> [Written problem] Gather every line holding the string "Anthony".

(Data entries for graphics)
★ ★ ★ ★ ★ ★ ★

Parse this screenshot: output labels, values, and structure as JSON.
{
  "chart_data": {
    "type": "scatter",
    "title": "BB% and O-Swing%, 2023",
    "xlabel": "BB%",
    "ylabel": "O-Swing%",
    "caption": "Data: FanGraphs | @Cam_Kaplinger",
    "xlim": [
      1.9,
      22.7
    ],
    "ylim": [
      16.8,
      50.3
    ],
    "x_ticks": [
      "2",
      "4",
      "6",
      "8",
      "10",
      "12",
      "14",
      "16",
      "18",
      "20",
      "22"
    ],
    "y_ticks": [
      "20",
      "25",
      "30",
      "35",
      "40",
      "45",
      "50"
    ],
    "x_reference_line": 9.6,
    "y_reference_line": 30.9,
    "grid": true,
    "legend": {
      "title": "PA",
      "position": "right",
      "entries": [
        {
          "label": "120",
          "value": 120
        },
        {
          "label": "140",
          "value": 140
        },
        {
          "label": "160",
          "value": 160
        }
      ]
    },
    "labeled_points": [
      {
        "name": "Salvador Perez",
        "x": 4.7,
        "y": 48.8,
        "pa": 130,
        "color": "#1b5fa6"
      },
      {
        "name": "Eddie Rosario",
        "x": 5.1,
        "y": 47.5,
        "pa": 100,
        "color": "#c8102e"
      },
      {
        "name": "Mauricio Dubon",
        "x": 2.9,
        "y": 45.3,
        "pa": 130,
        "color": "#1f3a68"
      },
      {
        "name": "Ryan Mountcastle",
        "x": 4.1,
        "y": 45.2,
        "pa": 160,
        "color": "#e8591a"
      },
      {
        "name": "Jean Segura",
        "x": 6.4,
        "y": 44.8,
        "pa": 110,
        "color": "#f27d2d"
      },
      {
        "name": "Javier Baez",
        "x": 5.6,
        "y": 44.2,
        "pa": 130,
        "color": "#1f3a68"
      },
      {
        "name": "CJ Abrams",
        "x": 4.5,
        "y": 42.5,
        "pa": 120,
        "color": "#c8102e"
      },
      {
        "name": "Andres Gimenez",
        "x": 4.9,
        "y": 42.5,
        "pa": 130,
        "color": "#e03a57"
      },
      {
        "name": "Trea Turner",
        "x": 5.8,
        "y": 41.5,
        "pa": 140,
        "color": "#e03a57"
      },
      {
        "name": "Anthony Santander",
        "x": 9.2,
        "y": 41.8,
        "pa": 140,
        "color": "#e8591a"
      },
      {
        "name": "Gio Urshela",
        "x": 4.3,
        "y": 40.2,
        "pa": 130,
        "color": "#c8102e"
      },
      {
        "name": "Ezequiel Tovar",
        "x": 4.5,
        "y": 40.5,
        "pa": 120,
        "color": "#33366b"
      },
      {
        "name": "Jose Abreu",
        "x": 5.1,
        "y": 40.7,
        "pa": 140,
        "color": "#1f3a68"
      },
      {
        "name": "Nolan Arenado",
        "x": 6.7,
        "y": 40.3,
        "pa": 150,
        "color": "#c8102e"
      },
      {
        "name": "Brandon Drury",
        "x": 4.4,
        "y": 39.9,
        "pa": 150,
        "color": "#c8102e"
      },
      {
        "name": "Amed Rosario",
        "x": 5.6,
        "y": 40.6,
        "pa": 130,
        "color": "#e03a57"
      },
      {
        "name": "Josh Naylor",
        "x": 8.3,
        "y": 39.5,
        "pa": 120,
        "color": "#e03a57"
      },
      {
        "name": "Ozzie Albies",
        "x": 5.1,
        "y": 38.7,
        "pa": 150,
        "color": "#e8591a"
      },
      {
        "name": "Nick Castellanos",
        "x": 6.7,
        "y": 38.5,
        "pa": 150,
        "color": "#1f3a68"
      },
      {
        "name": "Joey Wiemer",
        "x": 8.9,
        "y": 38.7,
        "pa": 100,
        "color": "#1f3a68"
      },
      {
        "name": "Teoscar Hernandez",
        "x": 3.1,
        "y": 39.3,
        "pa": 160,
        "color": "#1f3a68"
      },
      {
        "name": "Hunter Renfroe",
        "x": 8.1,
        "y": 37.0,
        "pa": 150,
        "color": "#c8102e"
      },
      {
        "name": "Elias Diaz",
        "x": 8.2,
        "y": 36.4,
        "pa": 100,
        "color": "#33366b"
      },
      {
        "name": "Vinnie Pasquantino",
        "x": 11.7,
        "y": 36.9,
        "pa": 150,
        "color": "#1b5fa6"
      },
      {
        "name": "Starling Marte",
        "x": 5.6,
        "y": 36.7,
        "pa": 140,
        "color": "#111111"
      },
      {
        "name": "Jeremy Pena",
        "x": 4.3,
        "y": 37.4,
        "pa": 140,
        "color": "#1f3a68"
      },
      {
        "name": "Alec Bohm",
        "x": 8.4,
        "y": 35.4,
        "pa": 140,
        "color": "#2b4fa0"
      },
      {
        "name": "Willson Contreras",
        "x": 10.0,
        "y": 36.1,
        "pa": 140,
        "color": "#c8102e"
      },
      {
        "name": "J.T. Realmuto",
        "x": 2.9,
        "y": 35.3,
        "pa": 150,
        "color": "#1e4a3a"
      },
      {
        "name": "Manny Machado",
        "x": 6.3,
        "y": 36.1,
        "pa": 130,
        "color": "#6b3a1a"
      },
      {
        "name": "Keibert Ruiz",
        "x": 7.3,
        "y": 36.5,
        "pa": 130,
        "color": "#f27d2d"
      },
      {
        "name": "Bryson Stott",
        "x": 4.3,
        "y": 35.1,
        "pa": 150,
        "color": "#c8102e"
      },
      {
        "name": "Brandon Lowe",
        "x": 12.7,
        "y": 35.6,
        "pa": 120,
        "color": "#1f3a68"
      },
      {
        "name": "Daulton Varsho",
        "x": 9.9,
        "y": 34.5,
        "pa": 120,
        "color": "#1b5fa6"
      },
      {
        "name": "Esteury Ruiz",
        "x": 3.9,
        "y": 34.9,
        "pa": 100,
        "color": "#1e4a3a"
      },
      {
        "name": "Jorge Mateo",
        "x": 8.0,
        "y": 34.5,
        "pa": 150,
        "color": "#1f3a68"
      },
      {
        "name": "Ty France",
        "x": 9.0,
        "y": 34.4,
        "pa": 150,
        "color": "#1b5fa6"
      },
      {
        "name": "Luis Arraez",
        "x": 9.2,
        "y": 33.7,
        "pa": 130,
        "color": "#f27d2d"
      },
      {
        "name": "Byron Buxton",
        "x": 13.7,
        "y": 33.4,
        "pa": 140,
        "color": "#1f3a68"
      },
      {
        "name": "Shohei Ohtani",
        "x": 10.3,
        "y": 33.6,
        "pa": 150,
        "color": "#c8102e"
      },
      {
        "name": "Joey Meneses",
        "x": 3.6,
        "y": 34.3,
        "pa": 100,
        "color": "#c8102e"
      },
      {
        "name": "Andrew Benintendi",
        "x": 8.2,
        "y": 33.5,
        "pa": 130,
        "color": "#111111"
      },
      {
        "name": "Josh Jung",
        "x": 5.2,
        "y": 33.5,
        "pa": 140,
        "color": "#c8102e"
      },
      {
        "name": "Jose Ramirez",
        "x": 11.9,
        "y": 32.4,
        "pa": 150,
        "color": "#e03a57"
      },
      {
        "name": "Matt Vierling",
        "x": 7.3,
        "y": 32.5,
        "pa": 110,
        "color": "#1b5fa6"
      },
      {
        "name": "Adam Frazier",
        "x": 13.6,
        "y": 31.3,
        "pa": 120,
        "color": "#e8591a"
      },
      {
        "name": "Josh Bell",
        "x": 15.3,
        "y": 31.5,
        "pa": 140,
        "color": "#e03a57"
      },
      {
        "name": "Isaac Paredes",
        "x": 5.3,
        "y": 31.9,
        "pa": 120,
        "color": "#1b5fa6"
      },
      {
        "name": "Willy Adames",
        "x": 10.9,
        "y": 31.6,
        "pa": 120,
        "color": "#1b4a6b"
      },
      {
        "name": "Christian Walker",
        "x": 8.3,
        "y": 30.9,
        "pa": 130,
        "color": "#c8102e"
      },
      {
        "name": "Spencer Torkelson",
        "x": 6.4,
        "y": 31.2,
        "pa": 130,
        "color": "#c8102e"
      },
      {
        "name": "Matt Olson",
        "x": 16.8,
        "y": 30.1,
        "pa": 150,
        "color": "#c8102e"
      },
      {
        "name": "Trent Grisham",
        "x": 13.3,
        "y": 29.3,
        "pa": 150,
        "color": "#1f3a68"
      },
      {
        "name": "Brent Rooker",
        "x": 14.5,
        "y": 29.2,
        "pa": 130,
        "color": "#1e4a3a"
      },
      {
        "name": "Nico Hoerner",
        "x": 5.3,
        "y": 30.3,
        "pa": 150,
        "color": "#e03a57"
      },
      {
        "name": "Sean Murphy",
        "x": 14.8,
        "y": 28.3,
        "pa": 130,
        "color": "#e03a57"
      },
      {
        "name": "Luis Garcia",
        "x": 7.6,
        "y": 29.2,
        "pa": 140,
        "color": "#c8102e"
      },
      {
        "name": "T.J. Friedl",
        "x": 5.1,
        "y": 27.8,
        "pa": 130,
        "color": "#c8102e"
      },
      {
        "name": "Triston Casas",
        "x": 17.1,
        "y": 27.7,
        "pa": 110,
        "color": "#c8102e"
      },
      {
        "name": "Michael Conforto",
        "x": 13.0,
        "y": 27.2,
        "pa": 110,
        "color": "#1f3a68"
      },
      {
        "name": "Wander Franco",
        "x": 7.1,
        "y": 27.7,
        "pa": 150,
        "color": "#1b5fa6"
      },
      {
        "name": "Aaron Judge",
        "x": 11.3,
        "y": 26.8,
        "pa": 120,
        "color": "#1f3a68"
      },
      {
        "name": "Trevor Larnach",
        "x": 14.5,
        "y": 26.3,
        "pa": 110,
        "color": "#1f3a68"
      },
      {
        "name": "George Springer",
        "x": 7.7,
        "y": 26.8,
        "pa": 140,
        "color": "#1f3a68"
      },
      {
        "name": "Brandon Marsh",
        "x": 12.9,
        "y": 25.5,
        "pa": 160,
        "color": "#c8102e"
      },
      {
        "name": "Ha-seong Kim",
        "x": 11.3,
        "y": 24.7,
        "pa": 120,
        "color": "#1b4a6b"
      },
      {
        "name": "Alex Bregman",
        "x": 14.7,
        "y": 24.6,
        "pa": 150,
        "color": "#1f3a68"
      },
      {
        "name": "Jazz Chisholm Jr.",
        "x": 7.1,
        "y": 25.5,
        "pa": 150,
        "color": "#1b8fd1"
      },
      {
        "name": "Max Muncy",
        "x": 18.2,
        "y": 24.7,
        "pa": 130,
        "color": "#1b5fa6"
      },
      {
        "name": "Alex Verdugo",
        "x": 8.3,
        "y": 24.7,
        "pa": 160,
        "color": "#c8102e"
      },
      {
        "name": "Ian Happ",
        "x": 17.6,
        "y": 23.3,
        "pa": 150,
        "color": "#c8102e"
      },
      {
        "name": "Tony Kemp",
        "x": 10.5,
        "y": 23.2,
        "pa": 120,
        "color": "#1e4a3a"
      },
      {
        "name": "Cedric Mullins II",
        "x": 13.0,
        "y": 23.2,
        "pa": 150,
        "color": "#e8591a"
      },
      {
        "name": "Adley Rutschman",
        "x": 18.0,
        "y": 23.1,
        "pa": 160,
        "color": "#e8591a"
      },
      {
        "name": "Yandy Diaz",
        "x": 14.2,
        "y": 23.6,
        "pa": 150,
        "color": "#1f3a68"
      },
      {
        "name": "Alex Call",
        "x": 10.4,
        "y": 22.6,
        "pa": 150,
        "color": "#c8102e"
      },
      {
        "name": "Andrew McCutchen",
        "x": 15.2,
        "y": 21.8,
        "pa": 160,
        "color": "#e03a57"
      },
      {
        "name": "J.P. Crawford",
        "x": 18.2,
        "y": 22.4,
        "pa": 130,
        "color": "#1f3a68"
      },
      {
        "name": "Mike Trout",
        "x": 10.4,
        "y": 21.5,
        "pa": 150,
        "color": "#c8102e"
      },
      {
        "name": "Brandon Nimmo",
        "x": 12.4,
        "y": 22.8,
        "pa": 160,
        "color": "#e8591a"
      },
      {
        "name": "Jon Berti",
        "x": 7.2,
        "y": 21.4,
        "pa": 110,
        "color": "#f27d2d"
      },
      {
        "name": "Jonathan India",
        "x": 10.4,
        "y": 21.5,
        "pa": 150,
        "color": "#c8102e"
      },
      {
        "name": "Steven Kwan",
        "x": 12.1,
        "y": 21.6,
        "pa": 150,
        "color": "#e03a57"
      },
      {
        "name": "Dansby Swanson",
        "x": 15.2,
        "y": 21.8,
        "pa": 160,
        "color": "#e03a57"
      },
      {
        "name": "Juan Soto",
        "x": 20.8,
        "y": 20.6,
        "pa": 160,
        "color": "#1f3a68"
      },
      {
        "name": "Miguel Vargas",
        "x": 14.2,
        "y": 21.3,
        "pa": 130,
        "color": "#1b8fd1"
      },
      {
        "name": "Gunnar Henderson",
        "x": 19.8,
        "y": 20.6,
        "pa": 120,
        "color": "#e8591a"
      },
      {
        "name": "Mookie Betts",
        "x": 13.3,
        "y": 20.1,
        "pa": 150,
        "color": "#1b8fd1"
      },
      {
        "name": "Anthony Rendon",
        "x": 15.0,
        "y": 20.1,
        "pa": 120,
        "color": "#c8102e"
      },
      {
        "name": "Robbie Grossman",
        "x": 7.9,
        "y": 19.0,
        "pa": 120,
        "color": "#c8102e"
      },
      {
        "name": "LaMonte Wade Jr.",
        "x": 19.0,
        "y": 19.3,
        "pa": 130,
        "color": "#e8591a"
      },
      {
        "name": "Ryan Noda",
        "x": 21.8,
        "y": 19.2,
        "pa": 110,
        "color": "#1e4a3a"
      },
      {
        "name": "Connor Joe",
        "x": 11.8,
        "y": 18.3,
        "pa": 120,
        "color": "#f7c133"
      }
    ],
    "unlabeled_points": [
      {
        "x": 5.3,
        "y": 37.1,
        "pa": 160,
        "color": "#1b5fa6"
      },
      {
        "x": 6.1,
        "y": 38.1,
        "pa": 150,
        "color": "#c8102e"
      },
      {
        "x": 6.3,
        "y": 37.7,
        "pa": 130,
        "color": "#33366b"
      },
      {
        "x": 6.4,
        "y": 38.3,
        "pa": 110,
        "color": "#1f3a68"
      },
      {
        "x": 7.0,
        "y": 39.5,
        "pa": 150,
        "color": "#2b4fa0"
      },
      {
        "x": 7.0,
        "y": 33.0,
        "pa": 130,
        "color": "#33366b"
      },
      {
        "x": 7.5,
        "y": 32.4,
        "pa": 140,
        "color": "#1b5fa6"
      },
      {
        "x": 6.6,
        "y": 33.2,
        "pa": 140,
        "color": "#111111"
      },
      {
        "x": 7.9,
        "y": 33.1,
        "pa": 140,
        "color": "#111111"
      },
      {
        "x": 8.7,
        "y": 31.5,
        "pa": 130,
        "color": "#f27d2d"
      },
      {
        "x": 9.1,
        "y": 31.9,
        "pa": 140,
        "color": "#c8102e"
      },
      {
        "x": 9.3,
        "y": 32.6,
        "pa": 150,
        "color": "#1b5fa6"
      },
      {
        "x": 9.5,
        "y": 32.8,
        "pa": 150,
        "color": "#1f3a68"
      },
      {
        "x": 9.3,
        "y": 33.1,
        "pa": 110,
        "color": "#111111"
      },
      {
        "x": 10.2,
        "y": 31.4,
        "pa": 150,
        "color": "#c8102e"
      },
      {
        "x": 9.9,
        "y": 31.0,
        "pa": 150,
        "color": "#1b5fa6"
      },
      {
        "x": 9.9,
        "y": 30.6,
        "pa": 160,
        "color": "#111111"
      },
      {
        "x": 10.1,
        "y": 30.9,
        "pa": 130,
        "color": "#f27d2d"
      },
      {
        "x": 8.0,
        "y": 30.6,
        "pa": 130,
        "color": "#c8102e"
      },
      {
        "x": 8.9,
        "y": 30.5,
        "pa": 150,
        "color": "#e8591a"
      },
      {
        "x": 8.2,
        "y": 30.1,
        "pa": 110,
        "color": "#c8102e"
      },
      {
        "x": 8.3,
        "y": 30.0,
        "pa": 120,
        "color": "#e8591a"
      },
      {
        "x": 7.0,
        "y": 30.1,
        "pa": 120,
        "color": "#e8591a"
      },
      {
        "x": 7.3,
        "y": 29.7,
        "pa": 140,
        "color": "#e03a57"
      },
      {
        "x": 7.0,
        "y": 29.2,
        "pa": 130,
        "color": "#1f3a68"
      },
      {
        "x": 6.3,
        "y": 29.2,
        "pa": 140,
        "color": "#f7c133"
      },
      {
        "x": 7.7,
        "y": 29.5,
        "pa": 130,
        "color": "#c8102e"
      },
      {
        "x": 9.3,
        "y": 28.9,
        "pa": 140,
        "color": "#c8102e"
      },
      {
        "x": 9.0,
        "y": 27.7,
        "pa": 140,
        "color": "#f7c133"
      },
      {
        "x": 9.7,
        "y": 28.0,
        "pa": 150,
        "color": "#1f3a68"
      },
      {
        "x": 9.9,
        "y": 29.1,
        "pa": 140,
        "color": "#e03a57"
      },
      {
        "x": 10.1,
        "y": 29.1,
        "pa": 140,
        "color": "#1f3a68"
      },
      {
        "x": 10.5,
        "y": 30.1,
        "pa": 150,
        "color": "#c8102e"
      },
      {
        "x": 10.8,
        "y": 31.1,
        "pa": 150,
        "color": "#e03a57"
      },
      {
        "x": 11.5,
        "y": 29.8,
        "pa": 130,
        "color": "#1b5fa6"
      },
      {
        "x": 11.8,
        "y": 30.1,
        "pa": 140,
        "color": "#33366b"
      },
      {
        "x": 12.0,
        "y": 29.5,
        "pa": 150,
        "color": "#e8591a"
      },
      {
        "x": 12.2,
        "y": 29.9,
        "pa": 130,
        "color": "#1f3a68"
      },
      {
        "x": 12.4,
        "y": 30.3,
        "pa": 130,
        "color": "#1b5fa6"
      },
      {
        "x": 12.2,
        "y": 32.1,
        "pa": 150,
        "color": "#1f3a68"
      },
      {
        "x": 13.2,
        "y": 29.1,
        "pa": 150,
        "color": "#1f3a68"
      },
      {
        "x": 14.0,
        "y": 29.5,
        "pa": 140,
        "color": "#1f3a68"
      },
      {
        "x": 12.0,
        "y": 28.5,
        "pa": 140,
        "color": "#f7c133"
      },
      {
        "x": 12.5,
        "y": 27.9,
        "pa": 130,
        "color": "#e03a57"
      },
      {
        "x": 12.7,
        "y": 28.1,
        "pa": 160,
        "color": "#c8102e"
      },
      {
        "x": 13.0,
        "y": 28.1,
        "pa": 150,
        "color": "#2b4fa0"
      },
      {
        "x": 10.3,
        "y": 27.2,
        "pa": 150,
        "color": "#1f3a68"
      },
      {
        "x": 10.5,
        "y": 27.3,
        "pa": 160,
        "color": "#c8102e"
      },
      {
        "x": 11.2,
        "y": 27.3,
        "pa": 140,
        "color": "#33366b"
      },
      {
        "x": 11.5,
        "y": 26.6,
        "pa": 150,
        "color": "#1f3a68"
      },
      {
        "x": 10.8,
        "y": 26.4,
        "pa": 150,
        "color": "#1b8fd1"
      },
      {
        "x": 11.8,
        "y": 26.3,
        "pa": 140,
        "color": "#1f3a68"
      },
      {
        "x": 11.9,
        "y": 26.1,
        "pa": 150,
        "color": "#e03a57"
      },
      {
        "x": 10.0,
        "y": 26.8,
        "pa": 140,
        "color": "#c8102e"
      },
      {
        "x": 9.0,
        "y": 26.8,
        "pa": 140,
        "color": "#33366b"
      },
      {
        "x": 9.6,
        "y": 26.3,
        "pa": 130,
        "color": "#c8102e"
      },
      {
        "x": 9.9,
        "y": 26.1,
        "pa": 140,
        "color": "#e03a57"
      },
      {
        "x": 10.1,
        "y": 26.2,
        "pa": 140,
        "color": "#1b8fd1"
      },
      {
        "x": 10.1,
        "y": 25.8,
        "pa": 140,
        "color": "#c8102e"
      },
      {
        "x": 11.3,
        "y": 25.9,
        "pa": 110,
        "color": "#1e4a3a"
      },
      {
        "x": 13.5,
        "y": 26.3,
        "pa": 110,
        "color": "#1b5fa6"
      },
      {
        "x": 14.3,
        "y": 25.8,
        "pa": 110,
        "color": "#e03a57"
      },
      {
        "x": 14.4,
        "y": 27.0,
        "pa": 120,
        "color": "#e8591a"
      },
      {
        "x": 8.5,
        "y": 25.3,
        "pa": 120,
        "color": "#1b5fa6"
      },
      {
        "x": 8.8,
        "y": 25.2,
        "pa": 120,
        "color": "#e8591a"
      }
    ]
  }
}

★ ★ ★ ★ ★ ★ ★

> [Complete response]
        "name": "Anthony Santander",
        "name": "Anthony Rendon",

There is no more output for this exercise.